_WRITTEN REQUEST_
Reproduce the entries exactly.

═════ DATA FOR THIS TASK

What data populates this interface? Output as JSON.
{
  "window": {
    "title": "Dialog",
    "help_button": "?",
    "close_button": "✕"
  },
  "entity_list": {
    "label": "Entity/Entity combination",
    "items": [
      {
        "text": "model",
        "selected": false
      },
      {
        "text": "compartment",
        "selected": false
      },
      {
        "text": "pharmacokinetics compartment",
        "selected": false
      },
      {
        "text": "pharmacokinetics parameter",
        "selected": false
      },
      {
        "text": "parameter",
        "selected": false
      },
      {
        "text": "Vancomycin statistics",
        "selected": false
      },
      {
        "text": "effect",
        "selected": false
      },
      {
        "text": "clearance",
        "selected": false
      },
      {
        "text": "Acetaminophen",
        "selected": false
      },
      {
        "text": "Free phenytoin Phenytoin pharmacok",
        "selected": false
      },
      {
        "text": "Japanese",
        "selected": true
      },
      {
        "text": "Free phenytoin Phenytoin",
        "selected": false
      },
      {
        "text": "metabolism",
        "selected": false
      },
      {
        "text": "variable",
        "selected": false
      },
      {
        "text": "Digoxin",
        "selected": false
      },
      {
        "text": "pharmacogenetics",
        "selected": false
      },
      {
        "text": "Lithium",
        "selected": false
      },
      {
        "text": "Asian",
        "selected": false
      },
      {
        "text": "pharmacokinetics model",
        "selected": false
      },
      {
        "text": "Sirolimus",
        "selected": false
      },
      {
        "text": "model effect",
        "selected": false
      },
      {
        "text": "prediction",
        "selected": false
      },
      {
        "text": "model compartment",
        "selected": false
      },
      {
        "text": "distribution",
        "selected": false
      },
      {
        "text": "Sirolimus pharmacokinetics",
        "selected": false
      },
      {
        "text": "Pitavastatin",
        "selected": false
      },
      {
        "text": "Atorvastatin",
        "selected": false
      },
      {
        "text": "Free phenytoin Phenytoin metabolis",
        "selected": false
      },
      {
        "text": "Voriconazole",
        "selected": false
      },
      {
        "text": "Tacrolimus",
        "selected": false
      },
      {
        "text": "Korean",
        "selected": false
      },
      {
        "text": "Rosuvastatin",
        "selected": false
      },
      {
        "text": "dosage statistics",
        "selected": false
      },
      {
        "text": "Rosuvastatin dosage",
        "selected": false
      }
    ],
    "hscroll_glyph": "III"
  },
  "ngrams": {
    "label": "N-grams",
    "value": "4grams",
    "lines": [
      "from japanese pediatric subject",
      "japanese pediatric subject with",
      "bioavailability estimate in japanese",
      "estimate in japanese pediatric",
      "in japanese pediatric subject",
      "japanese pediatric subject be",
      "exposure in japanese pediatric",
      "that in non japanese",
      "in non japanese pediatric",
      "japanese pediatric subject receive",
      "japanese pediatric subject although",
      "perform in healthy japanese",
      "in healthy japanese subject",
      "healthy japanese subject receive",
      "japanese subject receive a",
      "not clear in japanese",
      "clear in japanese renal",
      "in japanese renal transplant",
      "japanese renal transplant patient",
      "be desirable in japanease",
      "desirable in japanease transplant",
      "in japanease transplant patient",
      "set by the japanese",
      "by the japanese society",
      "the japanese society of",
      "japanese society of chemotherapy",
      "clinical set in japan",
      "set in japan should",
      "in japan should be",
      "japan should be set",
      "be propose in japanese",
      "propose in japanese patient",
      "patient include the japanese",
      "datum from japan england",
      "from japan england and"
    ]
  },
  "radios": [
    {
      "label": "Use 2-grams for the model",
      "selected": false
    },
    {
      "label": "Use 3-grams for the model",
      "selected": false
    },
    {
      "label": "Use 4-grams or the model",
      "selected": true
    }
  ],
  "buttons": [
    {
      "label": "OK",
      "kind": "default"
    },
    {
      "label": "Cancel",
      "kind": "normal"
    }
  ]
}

══════════

_RESULT OF THIS TASK_
What data populates this interface? Output as JSON.
{
  "window": {
    "title": "Dialog",
    "help_button": "?",
    "close_button": "✕"
  },
  "entity_list": {
    "label": "Entity/Entity combination",
    "items": [
      {
        "text": "model",
        "selected": false
      },
      {
        "text": "compartment",
        "selected": false
      },
      {
        "text": "pharmacokinetics compartment",
        "selected": false
      },
      {
        "text": "pharmacokinetics parameter",
        "selected": false
      },
      {
        "text": "parameter",
        "selected": false
      },
      {
        "text": "Vancomycin statistics",
        "selected": false
      },
      {
        "text": "effect",
        "selected": false
      },
      {
        "text": "clearance",
        "selected": false
      },
      {
        "text": "Acetaminophen",
        "selected": false
      },
      {
        "text": "Free phenytoin Phenytoin pharmacok",
        "selected": false
      },
      {
        "text": "Japanese",
        "selected": true
      },
      {
        "text": "Free phenytoin Phenytoin",
        "selected": false
      },
      {
        "text": "metabolism",
        "selected": false
      },
      {
        "text": "variable",
        "selected": false
      },
      {
        "text": "Digoxin",
        "selected": false
      },
      {
        "text": "pharmacogenetics",
        "selected": false
      },
      {
        "text": "Lithium",
        "selected": false
      },
      {
        "text": "Asian",
        "selected": false
      },
      {
        "text": "pharmacokinetics model",
        "selected": false
      },
      {
        "text": "Sirolimus",
        "selected": false
      },
      {
        "text": "model effect",
        "selected": false
      },
      {
        "text": "prediction",
        "selected": false
      },
      {
        "text": "model compartment",
        "selected": false
      },
      {
        "text": "distribution",
        "selected": false
      },
      {
        "text": "Sirolimus pharmacokinetics",
        "selected": false
      },
      {
        "text": "Pitavastatin",
        "selected": false
      },
      {
        "text": "Atorvastatin",
        "selected": false
      },
      {
        "text": "Free phenytoin Phenytoin metabolis",
        "selected": false
      },
      {
        "text": "Voriconazole",
        "selected": false
      },
      {
        "text": "Tacrolimus",
        "selected": false
      },
      {
        "text": "Korean",
        "selected": false
      },
      {
        "text": "Rosuvastatin",
        "selected": false
      },
      {
        "text": "dosage statistics",
        "selected": false
      },
      {
        "text": "Rosuvastatin dosage",
        "selected": false
      }
    ],
    "hscroll_glyph": "III"
  },
  "ngrams": {
    "label": "N-grams",
    "value": "4grams",
    "lines": [
      "from japanese pediatric subject",
      "japanese pediatric subject with",
      "bioavailability estimate in japanese",
      "estimate in japanese pediatric",
      "in japanese pediatric subject",
      "japanese pediatric subject be",
      "exposure in japanese pediatric",
      "that in non japanese",
      "in non japanese pediatric",
      "japanese pediatric subject receive",
      "japanese pediatric subject although",
      "perform in healthy japanese",
      "in healthy japanese subject",
      "healthy japanese subject receive",
      "japanese subject receive a",
      "not clear in japanese",
      "clear in japanese renal",
      "in japanese renal transplant",
      "japanese renal transplant patient",
      "be desirable in japanease",
      "desirable in japanease transplant",
      "in japanease transplant patient",
      "set by the japanese",
      "by the japanese society",
      "the japanese society of",
      "japanese society of chemotherapy",
      "clinical set in japan",
      "set in japan should",
      "in japan should be",
      "japan should be set",
      "be propose in japanese",
      "propose in japanese patient",
      "patient include the japanese",
      "datum from japan england",
      "from japan england and"
    ]
  },
  "radios": [
    {
      "label": "Use 2-grams for the model",
      "selected": false
    },
    {
      "label": "Use 3-grams for the model",
      "selected": false
    },
    {
      "label": "Use 4-grams or the model",
      "selected": true
    }
  ],
  "buttons": [
    {
      "label": "OK",
      "kind": "default"
    },
    {
      "label": "Cancel",
      "kind": "normal"
    }
  ]
}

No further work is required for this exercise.